**TO DO:**
Show each line of the data below that has the string "matriz" in it.

====

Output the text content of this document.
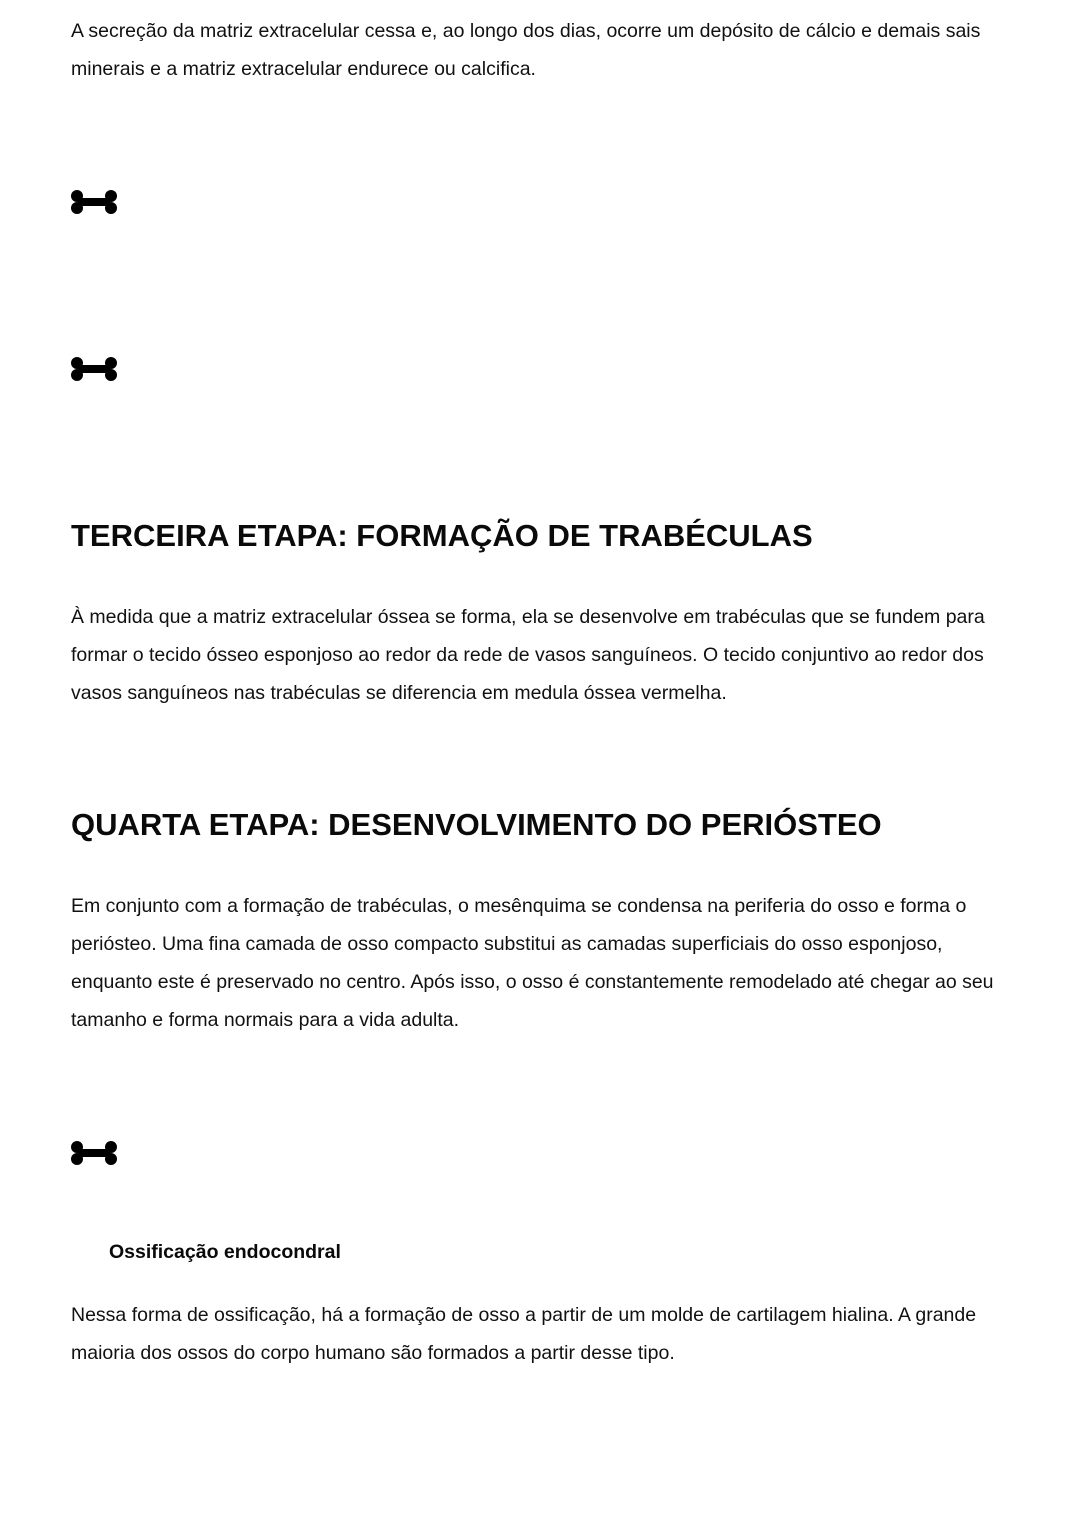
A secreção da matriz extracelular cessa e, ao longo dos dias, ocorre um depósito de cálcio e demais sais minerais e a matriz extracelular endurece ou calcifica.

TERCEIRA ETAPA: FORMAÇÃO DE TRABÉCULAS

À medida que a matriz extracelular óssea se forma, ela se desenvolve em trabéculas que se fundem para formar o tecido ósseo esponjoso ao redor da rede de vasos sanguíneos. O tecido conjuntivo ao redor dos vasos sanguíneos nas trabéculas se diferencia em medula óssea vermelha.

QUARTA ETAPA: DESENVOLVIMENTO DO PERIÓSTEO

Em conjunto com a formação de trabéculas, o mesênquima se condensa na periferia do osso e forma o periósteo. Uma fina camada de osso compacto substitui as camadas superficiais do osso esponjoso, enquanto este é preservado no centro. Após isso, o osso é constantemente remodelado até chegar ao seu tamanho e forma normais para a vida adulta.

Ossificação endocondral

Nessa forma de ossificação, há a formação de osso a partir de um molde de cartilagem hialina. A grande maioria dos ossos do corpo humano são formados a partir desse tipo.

====

**EXERCISE OUTPUT:**
A secreção da matriz extracelular cessa e, ao longo dos dias, ocorre um depósito de cálcio e demais sais minerais e a matriz extracelular endurece ou calcifica.
À medida que a matriz extracelular óssea se forma, ela se desenvolve em trabéculas que se fundem para formar o tecido ósseo esponjoso ao redor da rede de vasos sanguíneos. O tecido conjuntivo ao redor dos vasos sanguíneos nas trabéculas se diferencia em medula óssea vermelha.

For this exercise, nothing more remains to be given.